Copy out each line of the data holding "предусмотрен".

Provided data:
** start **

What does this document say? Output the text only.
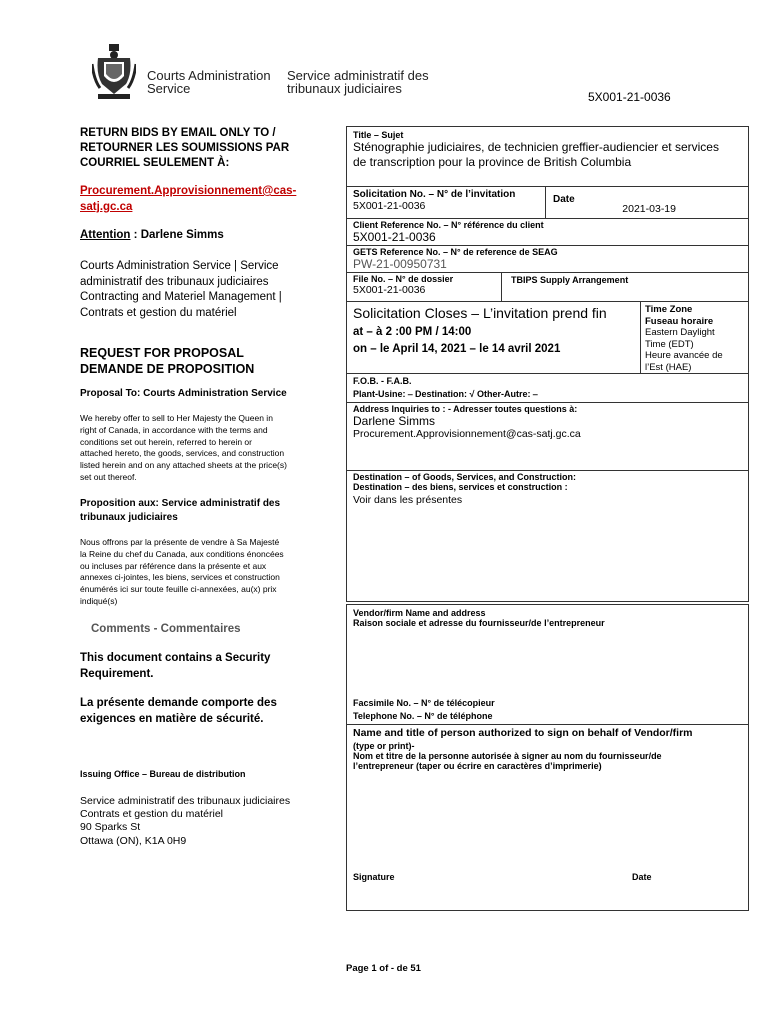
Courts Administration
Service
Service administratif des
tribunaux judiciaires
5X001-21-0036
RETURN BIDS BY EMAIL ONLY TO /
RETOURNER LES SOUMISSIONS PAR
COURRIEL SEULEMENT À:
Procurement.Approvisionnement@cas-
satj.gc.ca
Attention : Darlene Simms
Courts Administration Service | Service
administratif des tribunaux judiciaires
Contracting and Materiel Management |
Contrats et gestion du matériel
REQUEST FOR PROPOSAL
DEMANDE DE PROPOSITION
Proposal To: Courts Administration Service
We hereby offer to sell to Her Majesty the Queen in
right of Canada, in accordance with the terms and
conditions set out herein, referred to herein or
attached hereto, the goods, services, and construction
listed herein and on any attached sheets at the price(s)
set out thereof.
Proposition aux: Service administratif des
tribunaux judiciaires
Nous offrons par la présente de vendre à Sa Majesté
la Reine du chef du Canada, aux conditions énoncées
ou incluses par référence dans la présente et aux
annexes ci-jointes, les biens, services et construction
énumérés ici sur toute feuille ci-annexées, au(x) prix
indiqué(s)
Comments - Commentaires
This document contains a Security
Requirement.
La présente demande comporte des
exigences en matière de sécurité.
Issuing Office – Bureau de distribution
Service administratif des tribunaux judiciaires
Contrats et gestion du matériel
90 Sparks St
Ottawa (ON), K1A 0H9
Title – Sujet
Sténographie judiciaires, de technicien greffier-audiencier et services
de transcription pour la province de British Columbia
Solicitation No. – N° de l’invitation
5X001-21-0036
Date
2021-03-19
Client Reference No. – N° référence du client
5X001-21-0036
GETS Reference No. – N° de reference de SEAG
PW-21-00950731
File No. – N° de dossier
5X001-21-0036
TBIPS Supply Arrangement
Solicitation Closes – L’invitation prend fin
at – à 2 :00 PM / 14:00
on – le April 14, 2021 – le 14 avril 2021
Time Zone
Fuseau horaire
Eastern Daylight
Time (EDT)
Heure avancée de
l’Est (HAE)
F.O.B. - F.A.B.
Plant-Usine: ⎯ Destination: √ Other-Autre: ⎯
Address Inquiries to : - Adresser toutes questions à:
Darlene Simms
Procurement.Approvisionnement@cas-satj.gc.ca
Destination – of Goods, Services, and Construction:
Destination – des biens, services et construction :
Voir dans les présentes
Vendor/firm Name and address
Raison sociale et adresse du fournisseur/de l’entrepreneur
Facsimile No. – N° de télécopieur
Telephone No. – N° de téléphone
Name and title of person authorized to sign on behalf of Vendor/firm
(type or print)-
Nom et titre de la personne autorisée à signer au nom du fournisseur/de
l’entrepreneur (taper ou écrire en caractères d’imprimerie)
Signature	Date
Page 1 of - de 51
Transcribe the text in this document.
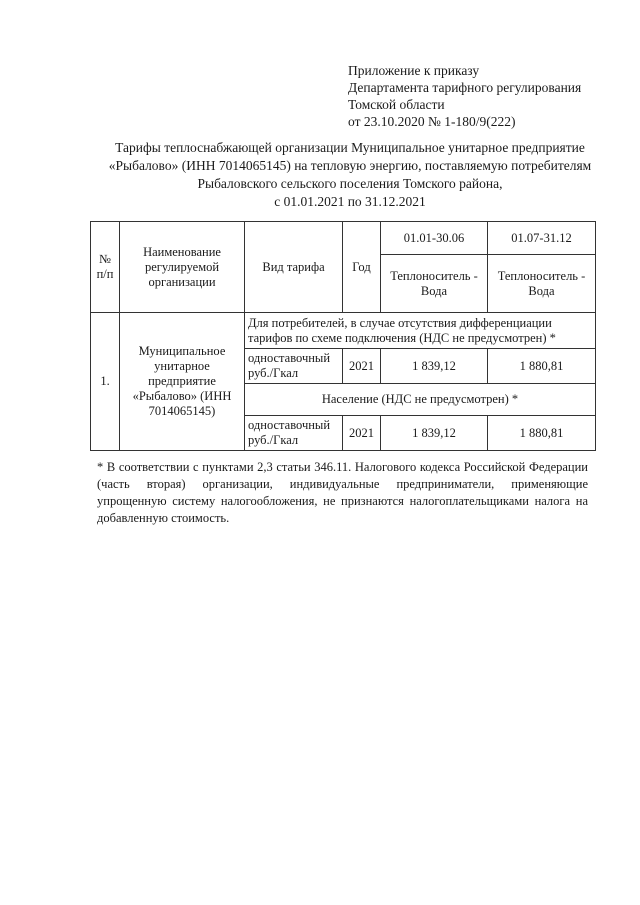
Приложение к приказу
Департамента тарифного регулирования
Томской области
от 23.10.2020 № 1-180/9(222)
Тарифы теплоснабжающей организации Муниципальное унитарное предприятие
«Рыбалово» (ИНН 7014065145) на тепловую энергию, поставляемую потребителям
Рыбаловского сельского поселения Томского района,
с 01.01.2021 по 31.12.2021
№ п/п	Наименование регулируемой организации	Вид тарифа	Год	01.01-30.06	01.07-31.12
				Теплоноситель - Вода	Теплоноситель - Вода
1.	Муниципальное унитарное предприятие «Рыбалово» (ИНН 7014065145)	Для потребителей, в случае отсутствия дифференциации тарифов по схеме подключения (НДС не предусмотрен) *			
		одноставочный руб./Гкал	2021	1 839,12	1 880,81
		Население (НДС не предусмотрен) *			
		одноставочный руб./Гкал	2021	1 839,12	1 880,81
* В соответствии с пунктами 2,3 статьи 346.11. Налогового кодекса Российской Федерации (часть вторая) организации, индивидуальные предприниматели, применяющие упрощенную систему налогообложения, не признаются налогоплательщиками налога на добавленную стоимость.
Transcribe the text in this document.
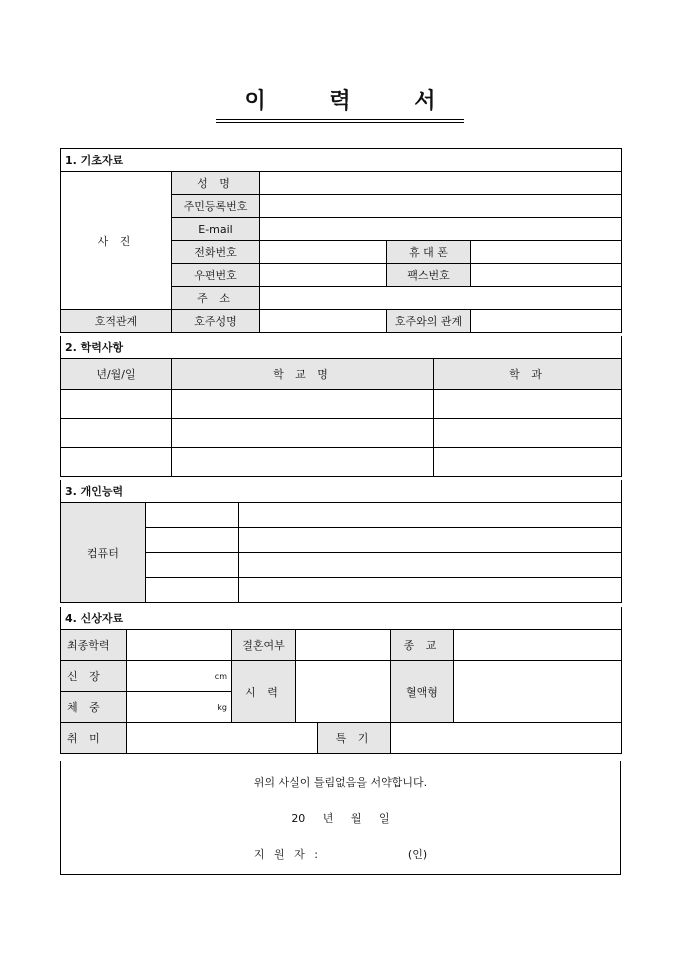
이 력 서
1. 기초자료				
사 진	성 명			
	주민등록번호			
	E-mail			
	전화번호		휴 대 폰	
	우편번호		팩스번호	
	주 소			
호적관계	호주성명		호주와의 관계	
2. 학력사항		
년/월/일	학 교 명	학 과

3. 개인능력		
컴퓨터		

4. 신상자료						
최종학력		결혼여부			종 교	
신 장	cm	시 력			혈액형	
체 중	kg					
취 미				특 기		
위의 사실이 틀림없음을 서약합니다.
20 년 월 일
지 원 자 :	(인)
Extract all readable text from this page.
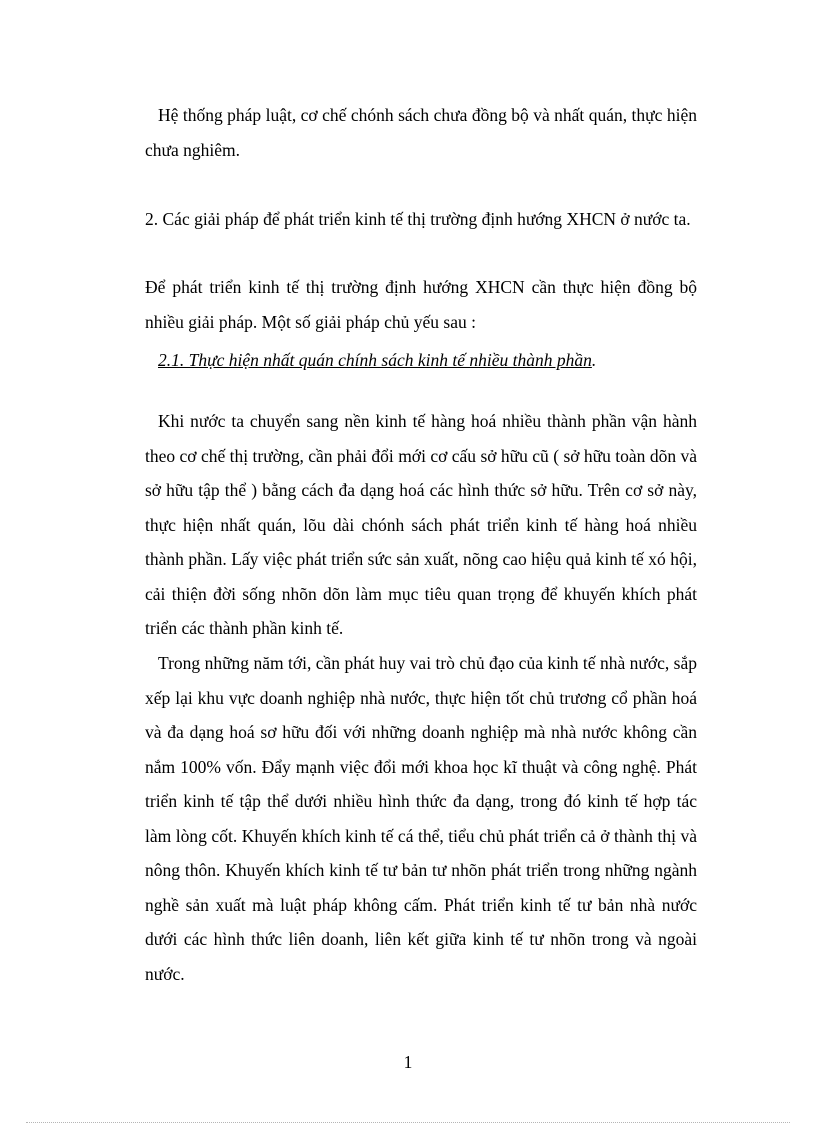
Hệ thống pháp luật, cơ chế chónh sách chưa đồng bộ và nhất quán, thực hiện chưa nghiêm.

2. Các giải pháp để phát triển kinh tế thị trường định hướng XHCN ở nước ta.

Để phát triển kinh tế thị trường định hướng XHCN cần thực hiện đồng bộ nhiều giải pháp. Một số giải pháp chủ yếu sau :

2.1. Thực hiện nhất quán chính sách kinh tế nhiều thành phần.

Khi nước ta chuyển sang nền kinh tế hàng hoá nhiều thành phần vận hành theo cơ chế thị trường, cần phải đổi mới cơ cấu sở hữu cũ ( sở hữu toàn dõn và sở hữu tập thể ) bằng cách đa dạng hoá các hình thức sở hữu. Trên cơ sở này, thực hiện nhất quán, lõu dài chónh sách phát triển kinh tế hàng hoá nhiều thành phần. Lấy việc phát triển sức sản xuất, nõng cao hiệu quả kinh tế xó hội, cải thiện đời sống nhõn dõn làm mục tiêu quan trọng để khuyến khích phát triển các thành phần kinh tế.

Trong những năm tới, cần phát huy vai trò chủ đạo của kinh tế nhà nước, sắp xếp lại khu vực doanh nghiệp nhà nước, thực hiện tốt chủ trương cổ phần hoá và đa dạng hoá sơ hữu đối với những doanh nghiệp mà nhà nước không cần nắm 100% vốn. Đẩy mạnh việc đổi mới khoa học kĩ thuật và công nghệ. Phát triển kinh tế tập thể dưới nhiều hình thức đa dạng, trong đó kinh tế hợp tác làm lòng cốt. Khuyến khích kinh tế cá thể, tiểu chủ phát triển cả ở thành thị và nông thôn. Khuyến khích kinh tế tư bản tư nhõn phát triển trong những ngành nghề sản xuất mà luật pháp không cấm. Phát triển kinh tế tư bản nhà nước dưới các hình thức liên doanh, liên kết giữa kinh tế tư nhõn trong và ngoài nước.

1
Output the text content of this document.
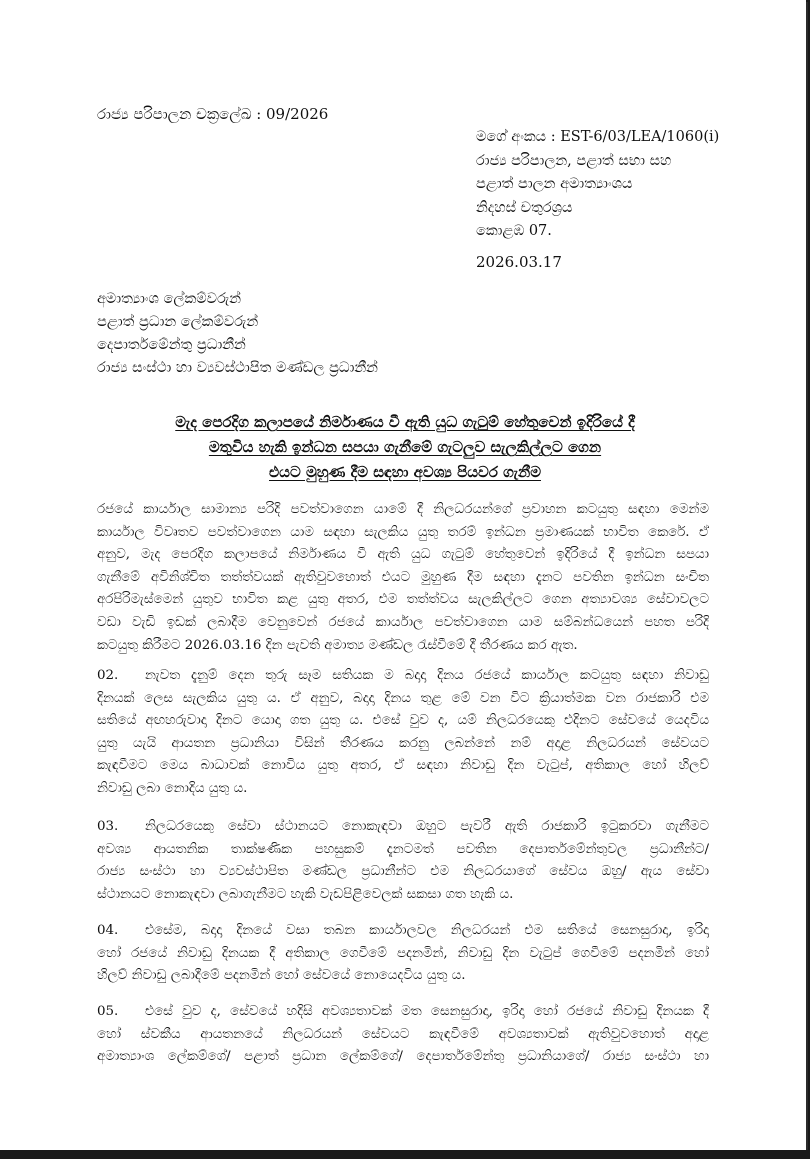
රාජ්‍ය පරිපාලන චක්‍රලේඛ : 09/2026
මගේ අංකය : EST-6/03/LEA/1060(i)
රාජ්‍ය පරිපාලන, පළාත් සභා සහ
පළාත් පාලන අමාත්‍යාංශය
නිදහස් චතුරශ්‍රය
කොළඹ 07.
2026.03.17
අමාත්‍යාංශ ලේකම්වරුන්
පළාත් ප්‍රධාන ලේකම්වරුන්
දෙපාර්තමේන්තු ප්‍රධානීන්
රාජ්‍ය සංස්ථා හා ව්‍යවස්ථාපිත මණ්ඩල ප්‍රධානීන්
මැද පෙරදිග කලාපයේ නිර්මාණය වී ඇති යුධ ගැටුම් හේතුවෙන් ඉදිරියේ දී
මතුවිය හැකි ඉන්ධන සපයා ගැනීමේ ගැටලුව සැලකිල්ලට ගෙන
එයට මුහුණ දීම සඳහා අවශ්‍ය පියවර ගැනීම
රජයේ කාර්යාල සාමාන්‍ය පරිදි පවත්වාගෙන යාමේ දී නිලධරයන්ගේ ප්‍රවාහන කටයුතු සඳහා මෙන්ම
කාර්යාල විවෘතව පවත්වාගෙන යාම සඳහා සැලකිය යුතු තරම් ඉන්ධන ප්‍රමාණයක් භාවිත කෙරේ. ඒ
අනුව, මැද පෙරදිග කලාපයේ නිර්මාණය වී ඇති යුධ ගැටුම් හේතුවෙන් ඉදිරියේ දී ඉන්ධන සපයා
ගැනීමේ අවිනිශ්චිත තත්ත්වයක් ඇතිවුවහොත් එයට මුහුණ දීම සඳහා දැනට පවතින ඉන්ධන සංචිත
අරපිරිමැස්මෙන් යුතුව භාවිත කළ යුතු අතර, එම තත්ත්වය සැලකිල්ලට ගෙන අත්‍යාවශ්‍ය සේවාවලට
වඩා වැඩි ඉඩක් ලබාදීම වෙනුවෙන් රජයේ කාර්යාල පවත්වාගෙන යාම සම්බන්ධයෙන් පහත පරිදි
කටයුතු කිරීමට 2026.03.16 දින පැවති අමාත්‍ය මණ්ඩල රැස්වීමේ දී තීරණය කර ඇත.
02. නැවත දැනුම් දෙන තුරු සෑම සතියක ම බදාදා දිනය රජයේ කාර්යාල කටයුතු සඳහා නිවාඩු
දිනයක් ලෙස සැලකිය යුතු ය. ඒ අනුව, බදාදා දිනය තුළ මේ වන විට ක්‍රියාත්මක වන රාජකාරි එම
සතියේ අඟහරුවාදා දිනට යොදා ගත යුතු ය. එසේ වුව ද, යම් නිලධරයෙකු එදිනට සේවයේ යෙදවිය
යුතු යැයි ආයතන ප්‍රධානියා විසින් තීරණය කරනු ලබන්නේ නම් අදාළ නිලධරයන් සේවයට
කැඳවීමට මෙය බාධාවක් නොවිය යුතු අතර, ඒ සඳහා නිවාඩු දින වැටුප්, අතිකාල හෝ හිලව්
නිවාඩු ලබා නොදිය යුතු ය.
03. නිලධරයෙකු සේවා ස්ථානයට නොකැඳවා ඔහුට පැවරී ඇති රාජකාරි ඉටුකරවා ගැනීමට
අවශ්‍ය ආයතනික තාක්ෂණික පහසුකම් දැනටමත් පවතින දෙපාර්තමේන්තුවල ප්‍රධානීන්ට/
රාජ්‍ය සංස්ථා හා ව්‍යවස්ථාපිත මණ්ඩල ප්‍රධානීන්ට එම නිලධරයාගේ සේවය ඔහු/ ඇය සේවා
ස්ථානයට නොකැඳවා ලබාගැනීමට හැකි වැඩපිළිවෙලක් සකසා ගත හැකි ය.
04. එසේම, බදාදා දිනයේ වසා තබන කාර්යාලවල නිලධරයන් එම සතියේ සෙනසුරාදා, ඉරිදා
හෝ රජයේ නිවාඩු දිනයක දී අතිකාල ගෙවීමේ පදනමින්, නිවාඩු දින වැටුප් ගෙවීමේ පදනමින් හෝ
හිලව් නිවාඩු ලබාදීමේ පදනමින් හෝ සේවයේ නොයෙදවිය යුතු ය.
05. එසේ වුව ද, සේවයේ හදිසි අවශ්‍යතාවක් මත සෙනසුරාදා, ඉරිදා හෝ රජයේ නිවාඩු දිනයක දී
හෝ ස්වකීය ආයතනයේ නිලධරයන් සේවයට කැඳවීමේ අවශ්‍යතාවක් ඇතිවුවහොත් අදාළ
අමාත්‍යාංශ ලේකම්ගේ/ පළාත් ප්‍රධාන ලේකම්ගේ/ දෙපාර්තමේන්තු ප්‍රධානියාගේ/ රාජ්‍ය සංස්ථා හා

** end **

Result:
1.	Муниципальное унитарное предприятие «Рыбалово» (ИНН 7014065145)	Для потребителей, в случае отсутствия дифференциации тарифов по схеме подключения (НДС не предусмотрен) *			
		Население (НДС не предусмотрен) *			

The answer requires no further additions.